* _Exercise_:
Filter the data for lines with the word "DIGITAL", then copy every line so identified.

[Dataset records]
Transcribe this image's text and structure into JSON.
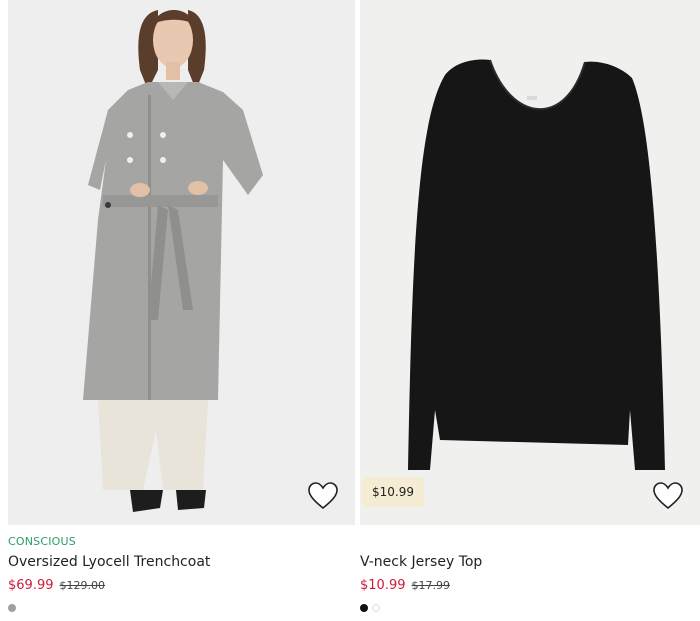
{
  "products": [
    {
      "badge": "CONSCIOUS",
      "title": "Oversized Lyocell Trenchcoat",
      "sale_price": "$69.99",
      "original_price": "$129.00",
      "swatches": [
        "#9aa1a8"
      ],
      "favorite_icon": "heart-outline-icon"
    },
    {
      "badge": "",
      "title": "V-neck Jersey Top",
      "sale_price": "$10.99",
      "original_price": "$17.99",
      "price_tag": "$10.99",
      "swatches": [
        "#111111",
        "#ffffff"
      ],
      "favorite_icon": "heart-outline-icon"
    }
  ]
}
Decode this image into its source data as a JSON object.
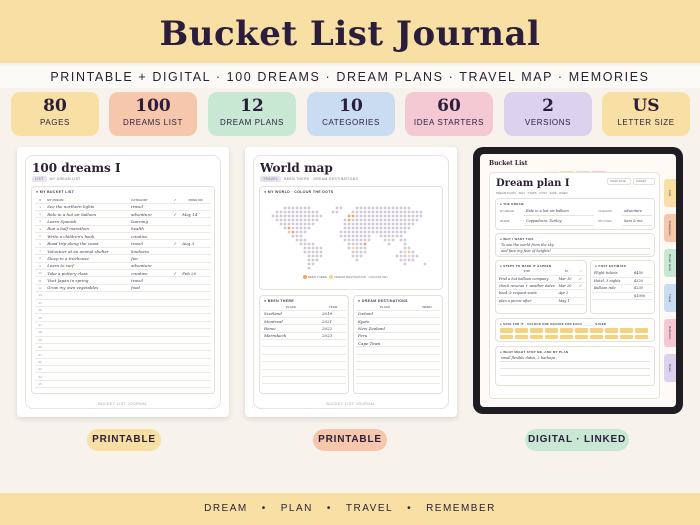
{
  "header": {
    "title": "Bucket List Journal",
    "subtitle": "PRINTABLE + DIGITAL · 100 DREAMS · DREAM PLANS · TRAVEL MAP · MEMORIES"
  },
  "stats": [
    {
      "number": "80",
      "label": "PAGES",
      "color": "#f8dfa4"
    },
    {
      "number": "100",
      "label": "DREAMS LIST",
      "color": "#f6c7ad"
    },
    {
      "number": "12",
      "label": "DREAM PLANS",
      "color": "#c8e8d4"
    },
    {
      "number": "10",
      "label": "CATEGORIES",
      "color": "#c9dcf2"
    },
    {
      "number": "60",
      "label": "IDEA STARTERS",
      "color": "#f4c9d4"
    },
    {
      "number": "2",
      "label": "VERSIONS",
      "color": "#ddd2ee"
    },
    {
      "number": "US",
      "label": "LETTER SIZE",
      "color": "#f8dfa4"
    }
  ],
  "page1": {
    "title": "100 dreams I",
    "tag1": "LIST",
    "tag2": "MY DREAM LIST",
    "section": "MY BUCKET LIST",
    "columns": [
      "#",
      "MY DREAM",
      "CATEGORY",
      "✓",
      "DONE ON"
    ],
    "rows": [
      {
        "n": "1",
        "dream": "See the northern lights",
        "cat": "travel",
        "chk": "",
        "done": ""
      },
      {
        "n": "2",
        "dream": "Ride in a hot air balloon",
        "cat": "adventure",
        "chk": "✓",
        "done": "May 14"
      },
      {
        "n": "3",
        "dream": "Learn Spanish",
        "cat": "learning",
        "chk": "",
        "done": ""
      },
      {
        "n": "4",
        "dream": "Run a half marathon",
        "cat": "health",
        "chk": "",
        "done": ""
      },
      {
        "n": "5",
        "dream": "Write a children's book",
        "cat": "creative",
        "chk": "",
        "done": ""
      },
      {
        "n": "6",
        "dream": "Road trip along the coast",
        "cat": "travel",
        "chk": "✓",
        "done": "Aug 3"
      },
      {
        "n": "7",
        "dream": "Volunteer at an animal shelter",
        "cat": "kindness",
        "chk": "",
        "done": ""
      },
      {
        "n": "8",
        "dream": "Sleep in a treehouse",
        "cat": "fun",
        "chk": "",
        "done": ""
      },
      {
        "n": "9",
        "dream": "Learn to surf",
        "cat": "adventure",
        "chk": "",
        "done": ""
      },
      {
        "n": "10",
        "dream": "Take a pottery class",
        "cat": "creative",
        "chk": "✓",
        "done": "Feb 20"
      },
      {
        "n": "11",
        "dream": "Visit Japan in spring",
        "cat": "travel",
        "chk": "",
        "done": ""
      },
      {
        "n": "12",
        "dream": "Grow my own vegetables",
        "cat": "food",
        "chk": "",
        "done": ""
      },
      {
        "n": "13",
        "dream": "",
        "cat": "",
        "chk": "",
        "done": ""
      },
      {
        "n": "14",
        "dream": "",
        "cat": "",
        "chk": "",
        "done": ""
      },
      {
        "n": "15",
        "dream": "",
        "cat": "",
        "chk": "",
        "done": ""
      },
      {
        "n": "16",
        "dream": "",
        "cat": "",
        "chk": "",
        "done": ""
      },
      {
        "n": "17",
        "dream": "",
        "cat": "",
        "chk": "",
        "done": ""
      },
      {
        "n": "18",
        "dream": "",
        "cat": "",
        "chk": "",
        "done": ""
      },
      {
        "n": "19",
        "dream": "",
        "cat": "",
        "chk": "",
        "done": ""
      },
      {
        "n": "20",
        "dream": "",
        "cat": "",
        "chk": "",
        "done": ""
      },
      {
        "n": "21",
        "dream": "",
        "cat": "",
        "chk": "",
        "done": ""
      },
      {
        "n": "22",
        "dream": "",
        "cat": "",
        "chk": "",
        "done": ""
      },
      {
        "n": "23",
        "dream": "",
        "cat": "",
        "chk": "",
        "done": ""
      },
      {
        "n": "24",
        "dream": "",
        "cat": "",
        "chk": "",
        "done": ""
      },
      {
        "n": "25",
        "dream": "",
        "cat": "",
        "chk": "",
        "done": ""
      }
    ],
    "footer": "BUCKET LIST JOURNAL"
  },
  "page2": {
    "title": "World map",
    "tag1": "TRAVEL",
    "tag2": "BEEN THERE · DREAM DESTINATIONS",
    "section_map": "MY WORLD · COLOUR THE DOTS",
    "legend": [
      "BEEN THERE",
      "DREAM DESTINATION",
      "COLOUR KEY"
    ],
    "been_there_title": "BEEN THERE",
    "been_cols": [
      "PLACE",
      "YEAR"
    ],
    "been_rows": [
      {
        "place": "Scotland",
        "year": "2019"
      },
      {
        "place": "Montreal",
        "year": "2021"
      },
      {
        "place": "Rome",
        "year": "2022"
      },
      {
        "place": "Marrakech",
        "year": "2023"
      }
    ],
    "dream_title": "DREAM DESTINATIONS",
    "dream_cols": [
      "PLACE",
      "WHEN"
    ],
    "dream_rows": [
      "Iceland",
      "Kyoto",
      "New Zealand",
      "Peru",
      "Cape Town"
    ],
    "footer": "BUCKET LIST JOURNAL"
  },
  "tablet": {
    "brand": "Bucket List",
    "top_tabs": [
      {
        "label": "HOME",
        "color": "#f3efe8"
      },
      {
        "label": "LIST",
        "color": "#f8dfa4"
      },
      {
        "label": "PLANS",
        "color": "#c8e8d4"
      },
      {
        "label": "MAP",
        "color": "#f4c9d4"
      }
    ],
    "side_tabs": [
      {
        "label": "Lists",
        "color": "#f8dfa4"
      },
      {
        "label": "Categories",
        "color": "#f6c7ad"
      },
      {
        "label": "Dream plans",
        "color": "#c8e8d4"
      },
      {
        "label": "Travel",
        "color": "#c9dcf2"
      },
      {
        "label": "Reflection",
        "color": "#f4c9d4"
      },
      {
        "label": "Notes",
        "color": "#ddd2ee"
      }
    ],
    "plan_title": "Dream plan I",
    "plan_tags": "DREAM PLANS · WHY · STEPS · COST · SAVE · WHEN",
    "header_boxes": [
      "START DATE",
      "TARGET"
    ],
    "section_dream": "THE DREAM",
    "dream_fields": [
      {
        "label": "MY DREAM",
        "value": "Ride in a hot air balloon",
        "label2": "CATEGORY",
        "value2": "adventure"
      },
      {
        "label": "WHERE",
        "value": "Cappadocia, Turkey",
        "label2": "WITH WHO",
        "value2": "Sam & me"
      }
    ],
    "section_why": "WHY I WANT THIS",
    "why_lines": [
      "To see the world from the sky",
      "and face my fear of heights!"
    ],
    "section_steps": "STEPS TO MAKE IT HAPPEN",
    "steps_cols": [
      "STEP",
      "BY",
      "✓"
    ],
    "steps": [
      {
        "step": "Find a hot balloon company",
        "by": "Mar 10",
        "chk": "✓"
      },
      {
        "step": "check reviews + weather dates",
        "by": "Mar 20",
        "chk": "✓"
      },
      {
        "step": "book & request seats",
        "by": "Apr 2",
        "chk": ""
      },
      {
        "step": "plan a picnic after",
        "by": "May 1",
        "chk": ""
      }
    ],
    "section_cost": "COST ESTIMATE",
    "costs": [
      {
        "item": "Flight tickets",
        "amount": "$450"
      },
      {
        "item": "Hotel, 3 nights",
        "amount": "$320"
      },
      {
        "item": "Balloon ride",
        "amount": "$230"
      },
      {
        "item": "",
        "amount": "$1000"
      }
    ],
    "section_save": "SAVE FOR IT · COLOUR ONE SQUARE FOR EACH ______ SAVED",
    "section_reflect": "WHAT MIGHT STOP ME, AND MY PLAN",
    "reflect_lines": [
      "small flexible dates, 2 backups"
    ]
  },
  "pills": [
    {
      "label": "PRINTABLE",
      "color": "#f8dfa4"
    },
    {
      "label": "PRINTABLE",
      "color": "#f6c7ad"
    },
    {
      "label": "DIGITAL · LINKED",
      "color": "#c8e8d4"
    }
  ],
  "footer_words": [
    "DREAM",
    "PLAN",
    "TRAVEL",
    "REMEMBER"
  ]
}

* _The response_:
    "subtitle": "PRINTABLE + DIGITAL · 100 DREAMS · DREAM PLANS · TRAVEL MAP · MEMORIES"
      "label": "DIGITAL · LINKED",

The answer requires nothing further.